REQUEST
In the listing that follows, count every line with the word "data" in it and write only the total.
--- Begin LISTED ENTRIES ---
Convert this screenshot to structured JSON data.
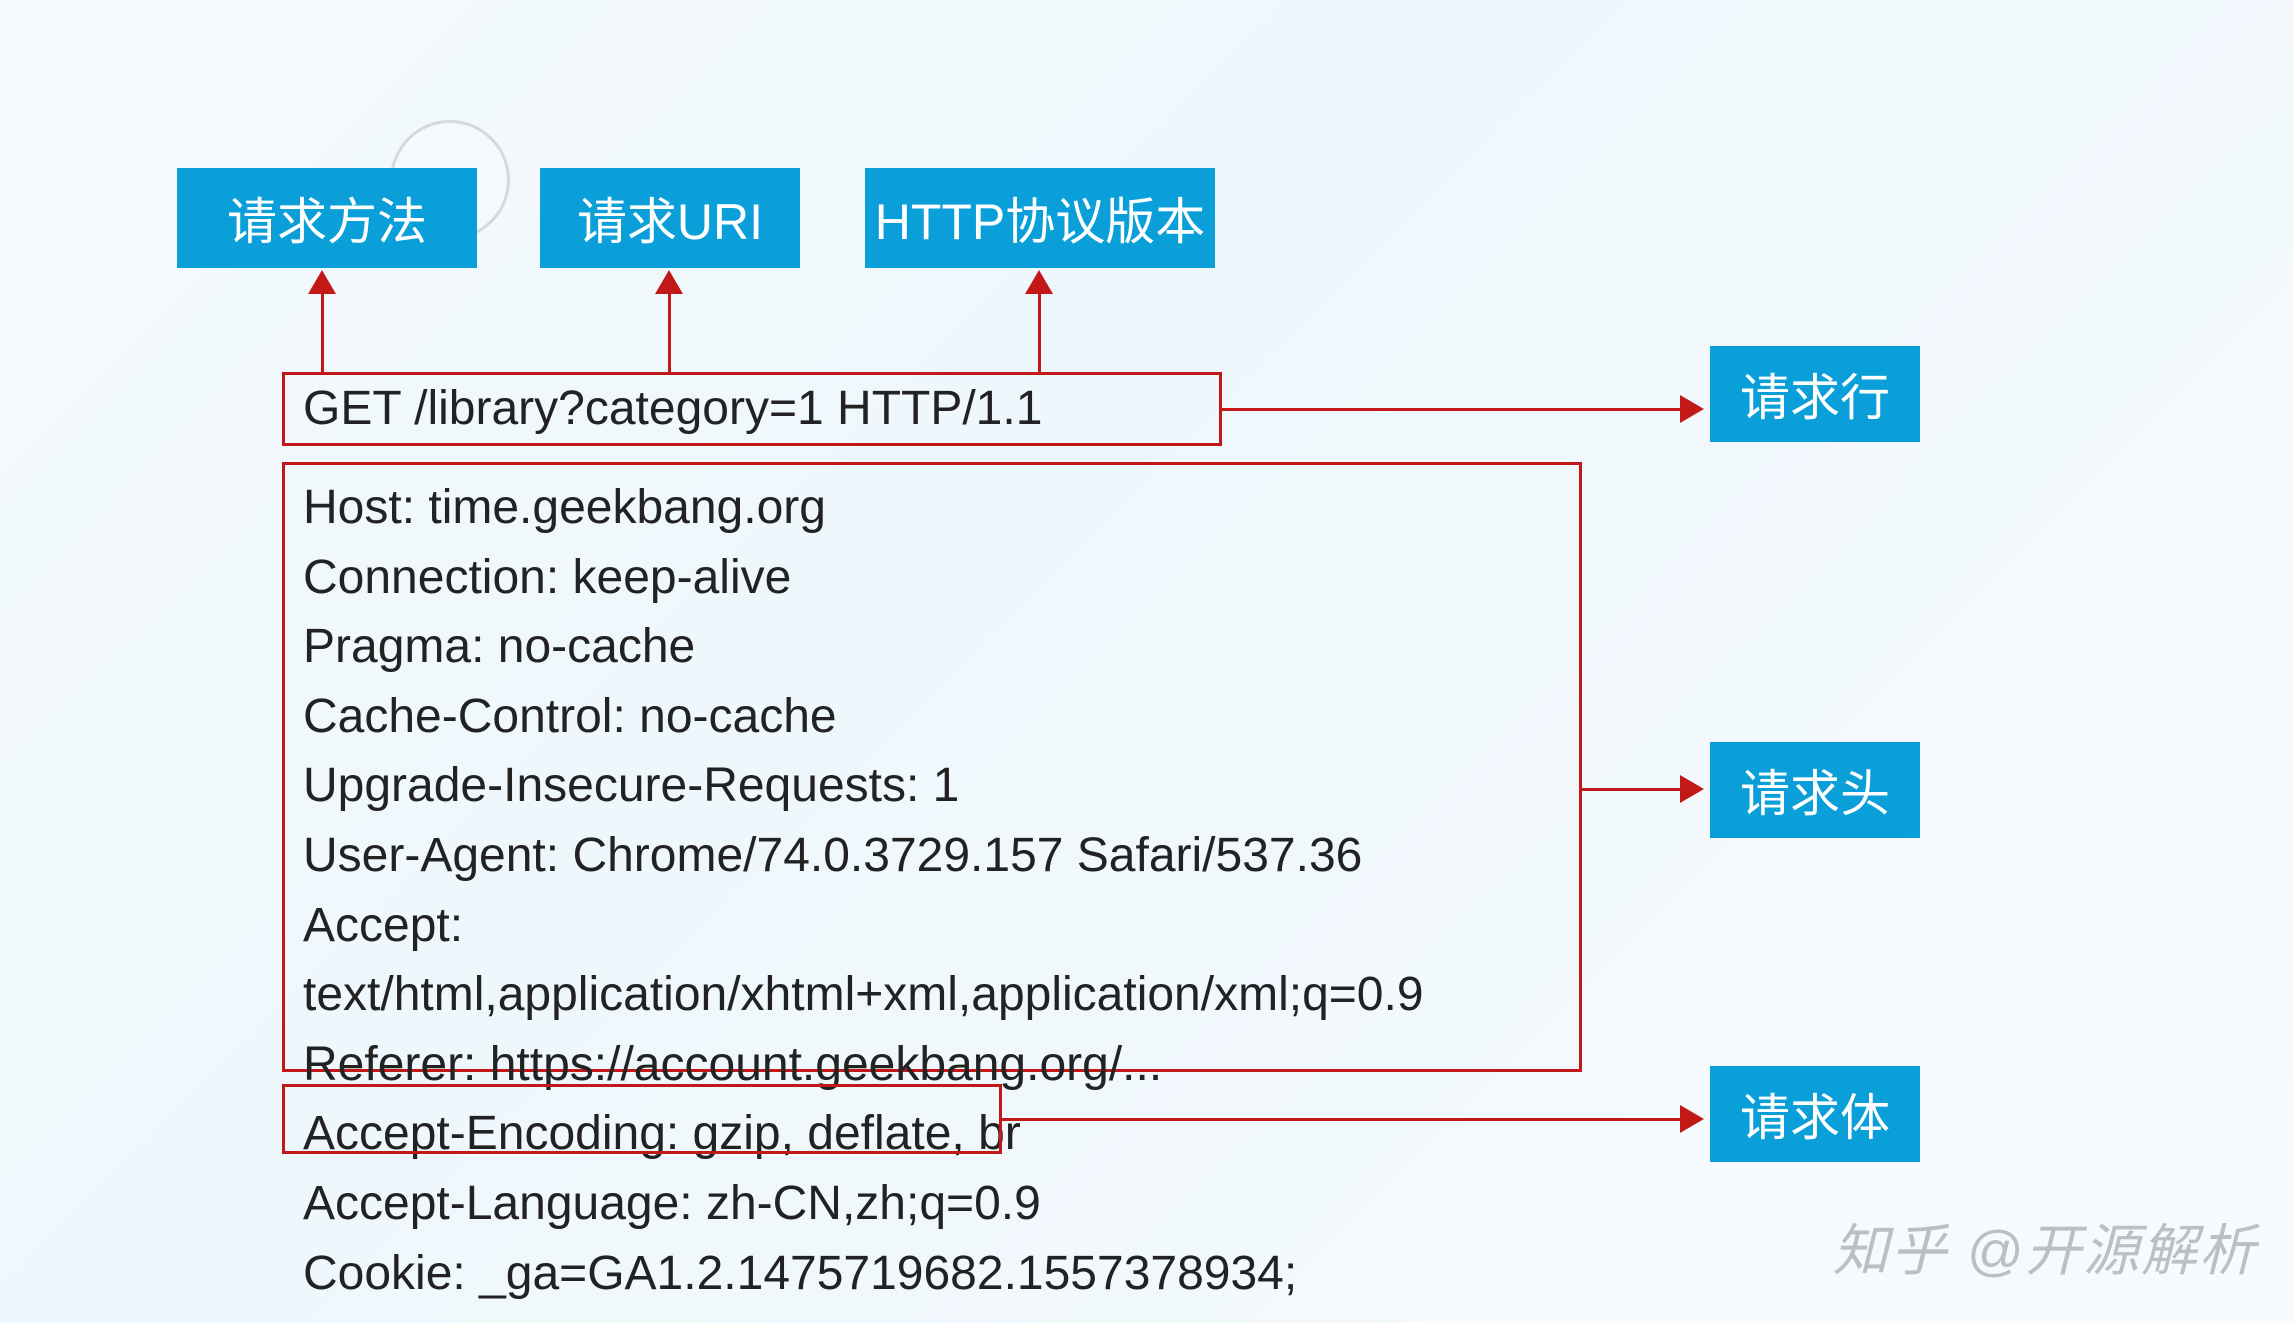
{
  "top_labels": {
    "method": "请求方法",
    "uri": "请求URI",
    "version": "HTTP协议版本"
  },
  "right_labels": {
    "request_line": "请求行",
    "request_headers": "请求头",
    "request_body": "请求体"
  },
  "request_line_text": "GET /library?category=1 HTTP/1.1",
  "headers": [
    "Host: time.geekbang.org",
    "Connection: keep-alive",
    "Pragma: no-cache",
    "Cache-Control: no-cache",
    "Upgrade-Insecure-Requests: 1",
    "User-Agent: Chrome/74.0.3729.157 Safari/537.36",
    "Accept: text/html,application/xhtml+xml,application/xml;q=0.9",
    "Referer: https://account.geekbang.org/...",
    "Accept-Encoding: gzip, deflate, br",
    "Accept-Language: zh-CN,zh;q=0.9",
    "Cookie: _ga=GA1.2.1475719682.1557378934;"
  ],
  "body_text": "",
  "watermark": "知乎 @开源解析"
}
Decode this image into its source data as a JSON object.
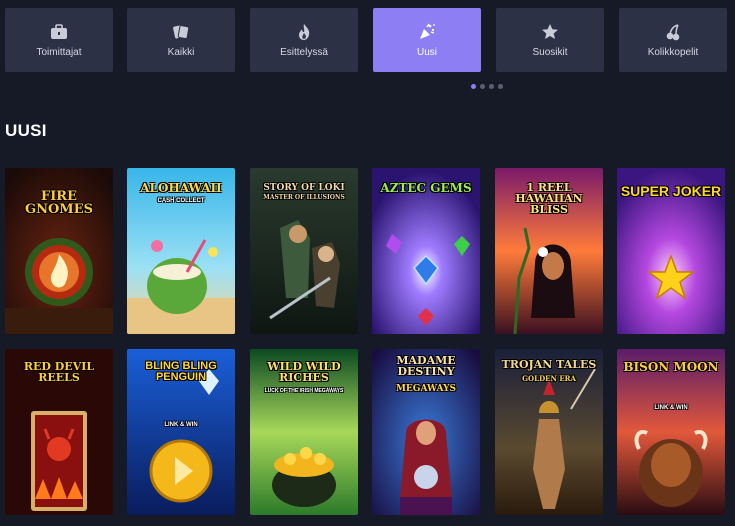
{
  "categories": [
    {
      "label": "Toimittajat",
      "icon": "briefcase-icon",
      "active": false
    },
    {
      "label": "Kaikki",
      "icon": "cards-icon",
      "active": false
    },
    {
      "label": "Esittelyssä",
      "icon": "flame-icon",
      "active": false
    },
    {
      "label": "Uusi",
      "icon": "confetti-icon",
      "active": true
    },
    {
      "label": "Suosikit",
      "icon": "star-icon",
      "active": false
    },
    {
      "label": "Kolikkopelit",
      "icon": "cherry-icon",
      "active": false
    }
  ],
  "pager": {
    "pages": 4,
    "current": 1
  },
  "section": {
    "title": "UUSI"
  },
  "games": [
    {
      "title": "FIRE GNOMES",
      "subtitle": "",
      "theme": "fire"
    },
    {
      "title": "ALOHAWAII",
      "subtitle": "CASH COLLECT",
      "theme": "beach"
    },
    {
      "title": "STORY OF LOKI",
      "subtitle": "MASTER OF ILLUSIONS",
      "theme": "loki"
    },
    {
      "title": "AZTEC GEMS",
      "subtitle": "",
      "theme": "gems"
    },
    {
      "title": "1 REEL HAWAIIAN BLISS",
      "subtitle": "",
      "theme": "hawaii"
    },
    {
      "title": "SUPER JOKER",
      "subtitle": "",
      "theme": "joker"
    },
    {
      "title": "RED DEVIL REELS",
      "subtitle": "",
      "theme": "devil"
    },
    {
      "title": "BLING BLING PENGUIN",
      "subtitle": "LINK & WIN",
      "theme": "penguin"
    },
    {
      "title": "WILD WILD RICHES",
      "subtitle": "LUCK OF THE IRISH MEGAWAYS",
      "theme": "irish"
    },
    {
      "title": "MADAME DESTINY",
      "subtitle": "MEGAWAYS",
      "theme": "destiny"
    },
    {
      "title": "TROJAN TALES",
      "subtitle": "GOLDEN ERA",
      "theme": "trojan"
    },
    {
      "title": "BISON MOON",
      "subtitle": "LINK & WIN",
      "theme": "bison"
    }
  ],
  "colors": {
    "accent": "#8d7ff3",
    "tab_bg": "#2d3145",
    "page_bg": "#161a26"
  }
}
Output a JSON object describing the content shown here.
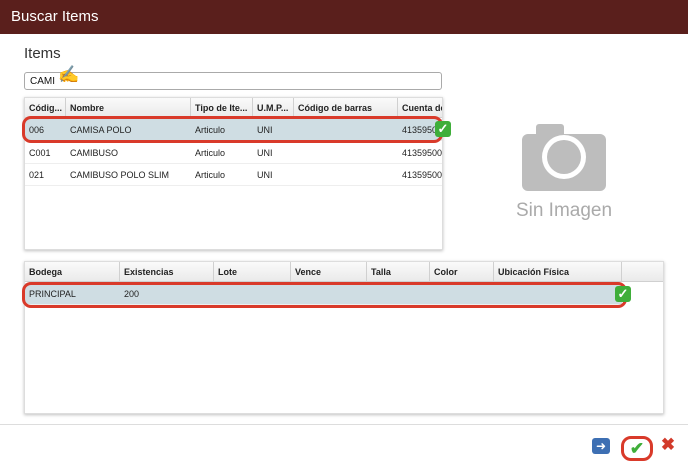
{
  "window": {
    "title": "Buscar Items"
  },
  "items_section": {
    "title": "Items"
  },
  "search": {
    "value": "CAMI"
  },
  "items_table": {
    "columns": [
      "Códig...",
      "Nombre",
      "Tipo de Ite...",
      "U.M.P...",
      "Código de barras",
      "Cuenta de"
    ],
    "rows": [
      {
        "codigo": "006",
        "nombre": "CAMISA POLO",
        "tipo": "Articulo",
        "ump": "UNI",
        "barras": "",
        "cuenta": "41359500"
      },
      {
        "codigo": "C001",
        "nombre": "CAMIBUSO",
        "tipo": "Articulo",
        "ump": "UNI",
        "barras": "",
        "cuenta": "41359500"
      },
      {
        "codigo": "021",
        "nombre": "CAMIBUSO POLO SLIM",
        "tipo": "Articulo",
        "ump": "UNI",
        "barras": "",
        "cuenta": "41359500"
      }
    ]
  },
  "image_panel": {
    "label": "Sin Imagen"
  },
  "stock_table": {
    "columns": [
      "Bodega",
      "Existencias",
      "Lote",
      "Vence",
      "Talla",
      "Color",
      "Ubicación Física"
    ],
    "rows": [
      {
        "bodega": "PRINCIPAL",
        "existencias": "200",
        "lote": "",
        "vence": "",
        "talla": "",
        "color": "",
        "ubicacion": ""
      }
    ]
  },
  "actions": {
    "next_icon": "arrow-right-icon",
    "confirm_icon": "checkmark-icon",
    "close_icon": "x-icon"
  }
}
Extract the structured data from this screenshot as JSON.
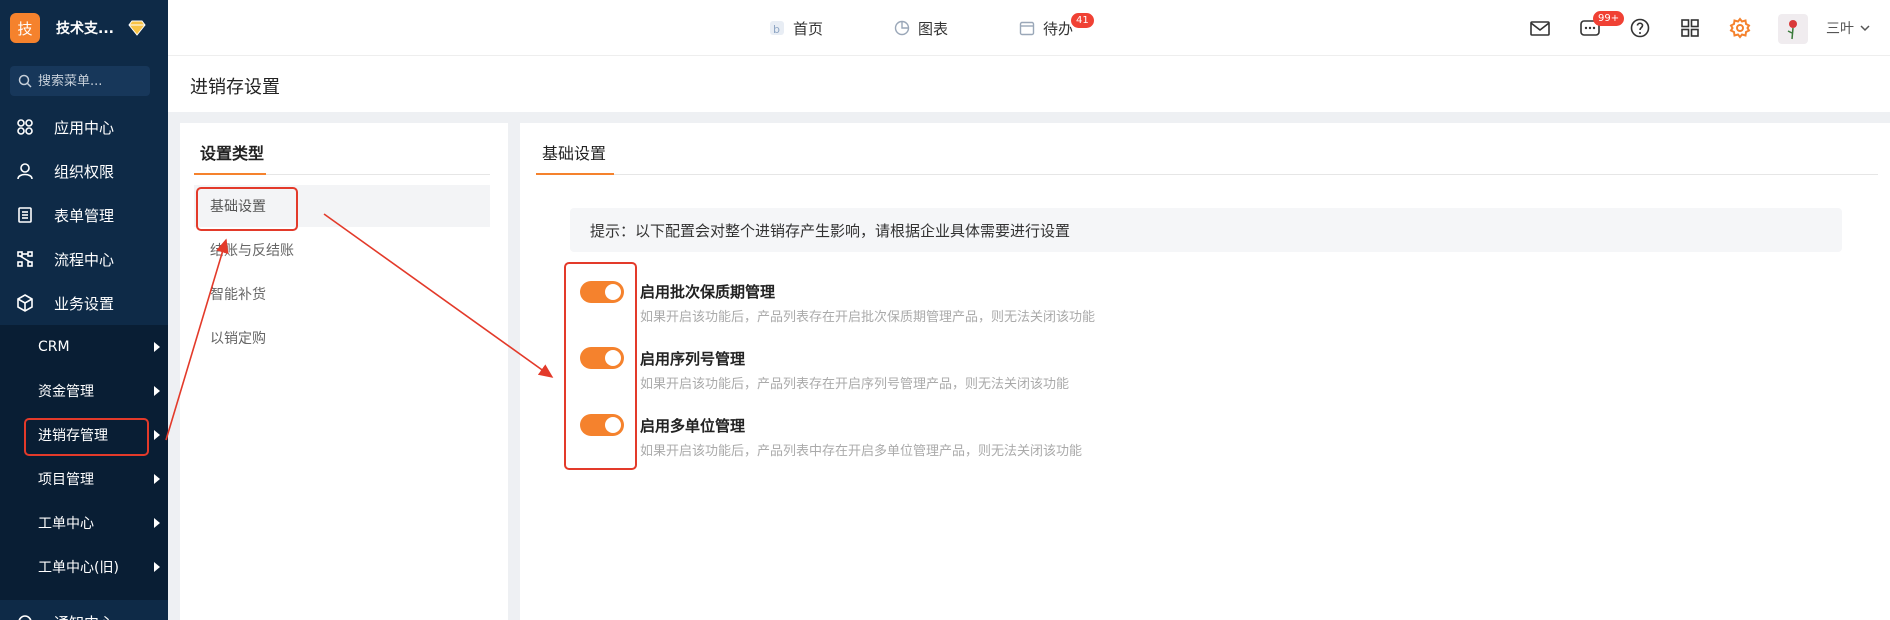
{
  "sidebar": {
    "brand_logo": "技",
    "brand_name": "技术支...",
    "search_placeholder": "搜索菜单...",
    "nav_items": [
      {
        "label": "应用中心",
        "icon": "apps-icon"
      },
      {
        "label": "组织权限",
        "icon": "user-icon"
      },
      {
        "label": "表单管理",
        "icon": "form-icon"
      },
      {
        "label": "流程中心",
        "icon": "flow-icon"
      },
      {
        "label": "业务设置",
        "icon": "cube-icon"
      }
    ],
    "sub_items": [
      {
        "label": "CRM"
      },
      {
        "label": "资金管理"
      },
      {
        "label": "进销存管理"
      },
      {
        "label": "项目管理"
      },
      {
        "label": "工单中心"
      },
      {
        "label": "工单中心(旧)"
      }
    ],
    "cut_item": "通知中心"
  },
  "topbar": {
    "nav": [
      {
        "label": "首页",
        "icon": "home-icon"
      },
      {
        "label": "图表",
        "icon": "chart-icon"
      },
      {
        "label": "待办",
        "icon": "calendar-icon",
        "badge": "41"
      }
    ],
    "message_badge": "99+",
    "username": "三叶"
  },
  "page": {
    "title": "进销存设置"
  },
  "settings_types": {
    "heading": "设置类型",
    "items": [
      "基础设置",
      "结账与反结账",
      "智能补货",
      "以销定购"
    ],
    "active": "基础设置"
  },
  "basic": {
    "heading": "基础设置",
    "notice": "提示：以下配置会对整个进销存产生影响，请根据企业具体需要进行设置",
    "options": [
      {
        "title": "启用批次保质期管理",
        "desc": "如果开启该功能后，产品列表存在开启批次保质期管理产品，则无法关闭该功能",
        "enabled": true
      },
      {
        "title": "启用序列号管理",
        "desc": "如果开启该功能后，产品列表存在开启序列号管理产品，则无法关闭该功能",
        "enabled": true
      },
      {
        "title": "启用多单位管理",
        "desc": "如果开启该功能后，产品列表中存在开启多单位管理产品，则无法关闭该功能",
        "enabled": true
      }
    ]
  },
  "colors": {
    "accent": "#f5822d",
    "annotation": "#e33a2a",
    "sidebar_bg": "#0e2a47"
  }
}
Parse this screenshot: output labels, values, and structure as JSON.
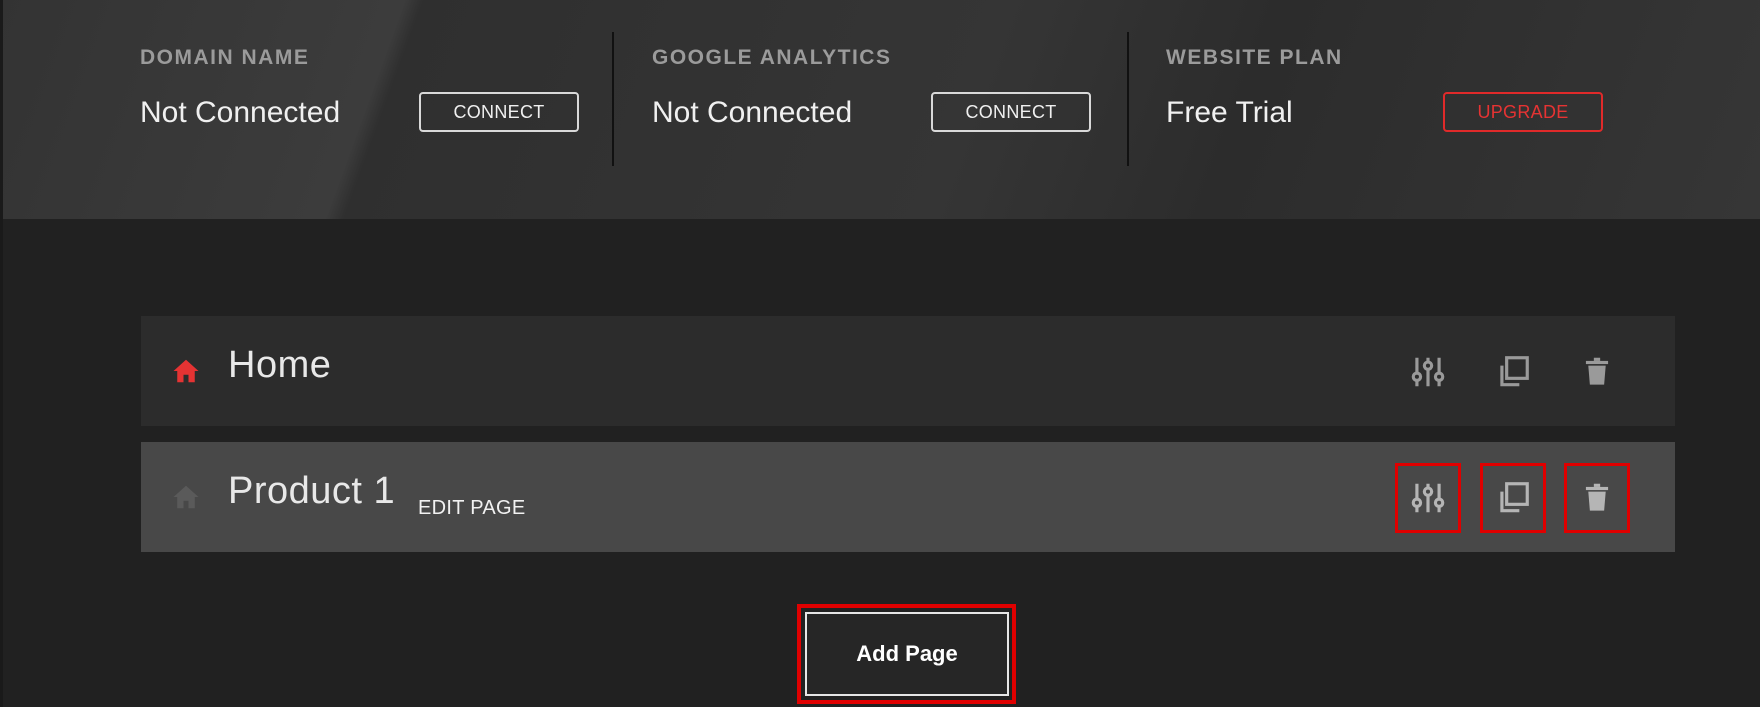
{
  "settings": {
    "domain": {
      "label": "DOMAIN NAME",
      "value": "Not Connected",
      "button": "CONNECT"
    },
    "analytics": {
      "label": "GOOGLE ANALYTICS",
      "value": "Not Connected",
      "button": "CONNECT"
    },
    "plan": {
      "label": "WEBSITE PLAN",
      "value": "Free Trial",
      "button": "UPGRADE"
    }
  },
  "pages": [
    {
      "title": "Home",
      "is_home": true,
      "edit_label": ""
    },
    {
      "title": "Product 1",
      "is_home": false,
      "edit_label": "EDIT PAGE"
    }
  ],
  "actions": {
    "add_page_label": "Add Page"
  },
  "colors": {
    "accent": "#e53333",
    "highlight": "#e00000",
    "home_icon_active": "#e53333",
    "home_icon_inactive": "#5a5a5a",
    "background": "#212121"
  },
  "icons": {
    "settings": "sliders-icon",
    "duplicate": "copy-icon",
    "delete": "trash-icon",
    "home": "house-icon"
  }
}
--- End LISTED ENTRIES ---
RESULT
3